Collection entries:
····················

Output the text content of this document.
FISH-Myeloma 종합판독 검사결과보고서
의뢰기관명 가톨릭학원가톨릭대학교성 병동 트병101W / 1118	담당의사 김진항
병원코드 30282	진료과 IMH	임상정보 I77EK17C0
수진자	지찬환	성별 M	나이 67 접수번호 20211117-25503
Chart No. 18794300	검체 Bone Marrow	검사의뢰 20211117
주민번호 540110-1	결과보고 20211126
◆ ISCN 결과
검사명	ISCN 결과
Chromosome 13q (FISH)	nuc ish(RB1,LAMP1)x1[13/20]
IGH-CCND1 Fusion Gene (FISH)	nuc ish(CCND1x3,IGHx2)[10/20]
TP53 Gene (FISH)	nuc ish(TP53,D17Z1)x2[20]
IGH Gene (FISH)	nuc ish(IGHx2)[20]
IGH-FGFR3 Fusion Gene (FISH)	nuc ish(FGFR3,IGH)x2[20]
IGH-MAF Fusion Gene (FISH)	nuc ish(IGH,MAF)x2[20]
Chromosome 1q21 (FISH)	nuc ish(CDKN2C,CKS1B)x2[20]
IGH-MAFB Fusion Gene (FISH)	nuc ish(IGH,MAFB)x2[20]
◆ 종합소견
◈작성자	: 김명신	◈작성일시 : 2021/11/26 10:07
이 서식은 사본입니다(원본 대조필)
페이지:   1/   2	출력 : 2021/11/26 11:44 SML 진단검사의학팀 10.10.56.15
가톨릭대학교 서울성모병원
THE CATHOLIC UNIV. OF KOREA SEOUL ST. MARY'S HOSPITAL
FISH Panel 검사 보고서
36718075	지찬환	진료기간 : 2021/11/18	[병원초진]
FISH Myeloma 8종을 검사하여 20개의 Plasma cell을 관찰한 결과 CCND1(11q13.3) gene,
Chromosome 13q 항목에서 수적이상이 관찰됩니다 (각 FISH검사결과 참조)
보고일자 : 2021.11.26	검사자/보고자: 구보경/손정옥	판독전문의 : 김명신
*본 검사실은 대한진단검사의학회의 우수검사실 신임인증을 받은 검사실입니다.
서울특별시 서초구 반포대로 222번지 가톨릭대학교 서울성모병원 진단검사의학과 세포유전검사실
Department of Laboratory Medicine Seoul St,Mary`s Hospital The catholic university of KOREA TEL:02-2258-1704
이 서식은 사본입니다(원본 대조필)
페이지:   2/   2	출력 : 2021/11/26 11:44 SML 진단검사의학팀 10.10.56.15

····················

Problem:
Extract every record and return it verbatim.

Task result:
Output the text content of this document.
FISH-Myeloma 종합판독 검사결과보고서
의뢰기관명 가톨릭학원가톨릭대학교성 병동 트병101W / 1118	담당의사 김진항
병원코드 30282	진료과 IMH	임상정보 I77EK17C0
수진자	지찬환	성별 M	나이 67 접수번호 20211117-25503
Chart No. 18794300	검체 Bone Marrow	검사의뢰 20211117
주민번호 540110-1	결과보고 20211126
◆ ISCN 결과
검사명	ISCN 결과
Chromosome 13q (FISH)	nuc ish(RB1,LAMP1)x1[13/20]
IGH-CCND1 Fusion Gene (FISH)	nuc ish(CCND1x3,IGHx2)[10/20]
TP53 Gene (FISH)	nuc ish(TP53,D17Z1)x2[20]
IGH Gene (FISH)	nuc ish(IGHx2)[20]
IGH-FGFR3 Fusion Gene (FISH)	nuc ish(FGFR3,IGH)x2[20]
IGH-MAF Fusion Gene (FISH)	nuc ish(IGH,MAF)x2[20]
Chromosome 1q21 (FISH)	nuc ish(CDKN2C,CKS1B)x2[20]
IGH-MAFB Fusion Gene (FISH)	nuc ish(IGH,MAFB)x2[20]
◆ 종합소견
◈작성자	: 김명신	◈작성일시 : 2021/11/26 10:07
이 서식은 사본입니다(원본 대조필)
페이지:   1/   2	출력 : 2021/11/26 11:44 SML 진단검사의학팀 10.10.56.15
가톨릭대학교 서울성모병원
THE CATHOLIC UNIV. OF KOREA SEOUL ST. MARY'S HOSPITAL
FISH Panel 검사 보고서
36718075	지찬환	진료기간 : 2021/11/18	[병원초진]
FISH Myeloma 8종을 검사하여 20개의 Plasma cell을 관찰한 결과 CCND1(11q13.3) gene,
Chromosome 13q 항목에서 수적이상이 관찰됩니다 (각 FISH검사결과 참조)
보고일자 : 2021.11.26	검사자/보고자: 구보경/손정옥	판독전문의 : 김명신
*본 검사실은 대한진단검사의학회의 우수검사실 신임인증을 받은 검사실입니다.
서울특별시 서초구 반포대로 222번지 가톨릭대학교 서울성모병원 진단검사의학과 세포유전검사실
Department of Laboratory Medicine Seoul St,Mary`s Hospital The catholic university of KOREA TEL:02-2258-1704
이 서식은 사본입니다(원본 대조필)
페이지:   2/   2	출력 : 2021/11/26 11:44 SML 진단검사의학팀 10.10.56.15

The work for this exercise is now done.